** BEGIN Given data **

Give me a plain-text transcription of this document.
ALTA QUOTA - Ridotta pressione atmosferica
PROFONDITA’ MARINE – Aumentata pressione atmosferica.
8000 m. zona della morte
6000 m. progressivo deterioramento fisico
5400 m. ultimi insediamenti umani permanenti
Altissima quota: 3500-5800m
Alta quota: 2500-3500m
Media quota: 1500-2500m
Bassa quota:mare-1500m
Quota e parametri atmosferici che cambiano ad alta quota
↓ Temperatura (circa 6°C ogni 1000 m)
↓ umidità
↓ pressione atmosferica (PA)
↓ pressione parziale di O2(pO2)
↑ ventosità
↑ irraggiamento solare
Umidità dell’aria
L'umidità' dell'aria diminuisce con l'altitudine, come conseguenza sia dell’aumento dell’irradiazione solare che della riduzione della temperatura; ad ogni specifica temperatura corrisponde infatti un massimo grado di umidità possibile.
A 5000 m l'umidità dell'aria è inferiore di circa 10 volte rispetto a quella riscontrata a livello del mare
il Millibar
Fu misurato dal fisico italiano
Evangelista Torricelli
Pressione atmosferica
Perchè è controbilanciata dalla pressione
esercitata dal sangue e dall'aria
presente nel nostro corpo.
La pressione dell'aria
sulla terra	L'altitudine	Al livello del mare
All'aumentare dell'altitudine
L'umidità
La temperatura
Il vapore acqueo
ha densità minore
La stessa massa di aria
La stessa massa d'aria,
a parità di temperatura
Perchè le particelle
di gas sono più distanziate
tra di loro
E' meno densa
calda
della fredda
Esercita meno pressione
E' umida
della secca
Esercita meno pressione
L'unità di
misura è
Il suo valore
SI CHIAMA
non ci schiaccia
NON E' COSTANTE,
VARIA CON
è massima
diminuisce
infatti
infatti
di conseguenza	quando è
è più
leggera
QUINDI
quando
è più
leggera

** END Given data **

**Short task:**
Please give back all of the records exactly as written.

**Written solution:**
Give me a plain-text transcription of this document.
ALTA QUOTA - Ridotta pressione atmosferica
PROFONDITA’ MARINE – Aumentata pressione atmosferica.
8000 m. zona della morte
6000 m. progressivo deterioramento fisico
5400 m. ultimi insediamenti umani permanenti
Altissima quota: 3500-5800m
Alta quota: 2500-3500m
Media quota: 1500-2500m
Bassa quota:mare-1500m
Quota e parametri atmosferici che cambiano ad alta quota
↓ Temperatura (circa 6°C ogni 1000 m)
↓ umidità
↓ pressione atmosferica (PA)
↓ pressione parziale di O2(pO2)
↑ ventosità
↑ irraggiamento solare
Umidità dell’aria
L'umidità' dell'aria diminuisce con l'altitudine, come conseguenza sia dell’aumento dell’irradiazione solare che della riduzione della temperatura; ad ogni specifica temperatura corrisponde infatti un massimo grado di umidità possibile.
A 5000 m l'umidità dell'aria è inferiore di circa 10 volte rispetto a quella riscontrata a livello del mare
il Millibar
Fu misurato dal fisico italiano
Evangelista Torricelli
Pressione atmosferica
Perchè è controbilanciata dalla pressione
esercitata dal sangue e dall'aria
presente nel nostro corpo.
La pressione dell'aria
sulla terra	L'altitudine	Al livello del mare
All'aumentare dell'altitudine
L'umidità
La temperatura
Il vapore acqueo
ha densità minore
La stessa massa di aria
La stessa massa d'aria,
a parità di temperatura
Perchè le particelle
di gas sono più distanziate
tra di loro
E' meno densa
calda
della fredda
Esercita meno pressione
E' umida
della secca
Esercita meno pressione
L'unità di
misura è
Il suo valore
SI CHIAMA
non ci schiaccia
NON E' COSTANTE,
VARIA CON
è massima
diminuisce
infatti
infatti
di conseguenza	quando è
è più
leggera
QUINDI
quando
è più
leggera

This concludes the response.